━━ EXTRACTED MATERIAL
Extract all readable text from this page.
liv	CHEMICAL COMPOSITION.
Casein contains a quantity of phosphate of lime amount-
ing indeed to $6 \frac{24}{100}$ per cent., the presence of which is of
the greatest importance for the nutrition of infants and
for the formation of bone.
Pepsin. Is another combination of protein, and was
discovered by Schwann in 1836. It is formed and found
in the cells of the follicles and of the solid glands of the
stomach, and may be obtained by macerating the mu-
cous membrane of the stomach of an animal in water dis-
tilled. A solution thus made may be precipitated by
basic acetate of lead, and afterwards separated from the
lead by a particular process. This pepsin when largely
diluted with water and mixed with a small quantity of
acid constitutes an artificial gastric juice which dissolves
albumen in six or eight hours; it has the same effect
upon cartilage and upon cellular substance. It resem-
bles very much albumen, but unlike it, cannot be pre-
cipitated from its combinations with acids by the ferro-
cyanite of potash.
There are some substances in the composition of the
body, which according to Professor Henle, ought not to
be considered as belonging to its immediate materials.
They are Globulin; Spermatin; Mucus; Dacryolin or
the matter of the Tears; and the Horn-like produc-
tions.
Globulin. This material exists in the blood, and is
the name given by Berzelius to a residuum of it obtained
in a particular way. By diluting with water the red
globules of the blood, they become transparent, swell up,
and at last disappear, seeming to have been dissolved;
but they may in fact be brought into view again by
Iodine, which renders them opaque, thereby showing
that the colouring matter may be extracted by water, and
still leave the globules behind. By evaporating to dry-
━━━━
**TASK REQUIREMENTS**
The full listing, retyped exactly, is the expected answer.

**ANSWER SECTION**
Extract all readable text from this page.
liv	CHEMICAL COMPOSITION.
Casein contains a quantity of phosphate of lime amount-
ing indeed to $6 \frac{24}{100}$ per cent., the presence of which is of
the greatest importance for the nutrition of infants and
for the formation of bone.
Pepsin. Is another combination of protein, and was
discovered by Schwann in 1836. It is formed and found
in the cells of the follicles and of the solid glands of the
stomach, and may be obtained by macerating the mu-
cous membrane of the stomach of an animal in water dis-
tilled. A solution thus made may be precipitated by
basic acetate of lead, and afterwards separated from the
lead by a particular process. This pepsin when largely
diluted with water and mixed with a small quantity of
acid constitutes an artificial gastric juice which dissolves
albumen in six or eight hours; it has the same effect
upon cartilage and upon cellular substance. It resem-
bles very much albumen, but unlike it, cannot be pre-
cipitated from its combinations with acids by the ferro-
cyanite of potash.
There are some substances in the composition of the
body, which according to Professor Henle, ought not to
be considered as belonging to its immediate materials.
They are Globulin; Spermatin; Mucus; Dacryolin or
the matter of the Tears; and the Horn-like produc-
tions.
Globulin. This material exists in the blood, and is
the name given by Berzelius to a residuum of it obtained
in a particular way. By diluting with water the red
globules of the blood, they become transparent, swell up,
and at last disappear, seeming to have been dissolved;
but they may in fact be brought into view again by
Iodine, which renders them opaque, thereby showing
that the colouring matter may be extracted by water, and
still leave the globules behind. By evaporating to dry-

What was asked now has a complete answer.